[BEGIN Records supplied]

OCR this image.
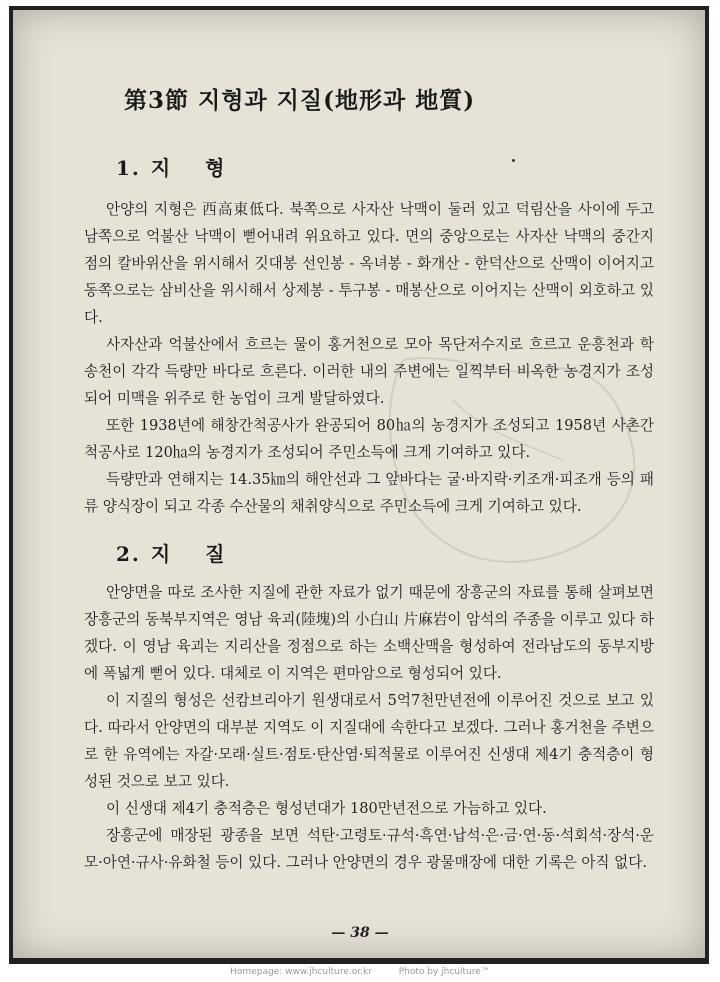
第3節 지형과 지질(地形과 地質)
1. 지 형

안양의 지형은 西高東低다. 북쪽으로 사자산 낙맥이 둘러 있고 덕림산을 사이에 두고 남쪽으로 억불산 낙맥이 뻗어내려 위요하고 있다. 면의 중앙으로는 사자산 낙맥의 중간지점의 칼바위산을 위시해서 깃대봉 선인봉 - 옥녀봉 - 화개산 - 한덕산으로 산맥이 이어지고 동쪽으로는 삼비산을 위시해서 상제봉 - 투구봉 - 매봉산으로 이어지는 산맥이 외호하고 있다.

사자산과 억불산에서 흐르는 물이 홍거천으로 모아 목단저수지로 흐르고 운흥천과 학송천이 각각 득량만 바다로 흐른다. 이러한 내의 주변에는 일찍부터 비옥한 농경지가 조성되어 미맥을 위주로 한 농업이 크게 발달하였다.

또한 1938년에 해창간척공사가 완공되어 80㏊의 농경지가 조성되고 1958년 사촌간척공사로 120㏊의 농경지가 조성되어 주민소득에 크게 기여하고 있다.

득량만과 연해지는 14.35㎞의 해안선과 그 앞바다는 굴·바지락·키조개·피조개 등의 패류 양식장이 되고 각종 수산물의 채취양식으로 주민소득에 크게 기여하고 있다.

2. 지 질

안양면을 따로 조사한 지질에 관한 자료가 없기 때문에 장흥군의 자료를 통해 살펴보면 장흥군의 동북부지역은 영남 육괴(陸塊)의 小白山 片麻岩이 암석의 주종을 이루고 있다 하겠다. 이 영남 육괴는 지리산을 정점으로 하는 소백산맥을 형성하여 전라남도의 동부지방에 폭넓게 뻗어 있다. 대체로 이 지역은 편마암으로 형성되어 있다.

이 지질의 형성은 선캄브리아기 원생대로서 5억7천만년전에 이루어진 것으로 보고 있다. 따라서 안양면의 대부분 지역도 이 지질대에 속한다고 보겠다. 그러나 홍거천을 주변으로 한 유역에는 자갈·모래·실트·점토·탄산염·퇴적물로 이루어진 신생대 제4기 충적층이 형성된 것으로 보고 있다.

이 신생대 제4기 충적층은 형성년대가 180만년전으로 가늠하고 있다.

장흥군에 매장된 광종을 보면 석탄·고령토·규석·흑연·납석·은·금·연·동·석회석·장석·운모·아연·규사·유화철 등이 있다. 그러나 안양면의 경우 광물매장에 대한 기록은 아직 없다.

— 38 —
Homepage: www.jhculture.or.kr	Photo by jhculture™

[END Records supplied]

#### [Challenge]
Note every line above where the string "농경지가" shows up, and copy those lines.

#### [Result of this task]
사자산과 억불산에서 흐르는 물이 홍거천으로 모아 목단저수지로 흐르고 운흥천과 학송천이 각각 득량만 바다로 흐른다. 이러한 내의 주변에는 일찍부터 비옥한 농경지가 조성되어 미맥을 위주로 한 농업이 크게 발달하였다.
또한 1938년에 해창간척공사가 완공되어 80㏊의 농경지가 조성되고 1958년 사촌간척공사로 120㏊의 농경지가 조성되어 주민소득에 크게 기여하고 있다.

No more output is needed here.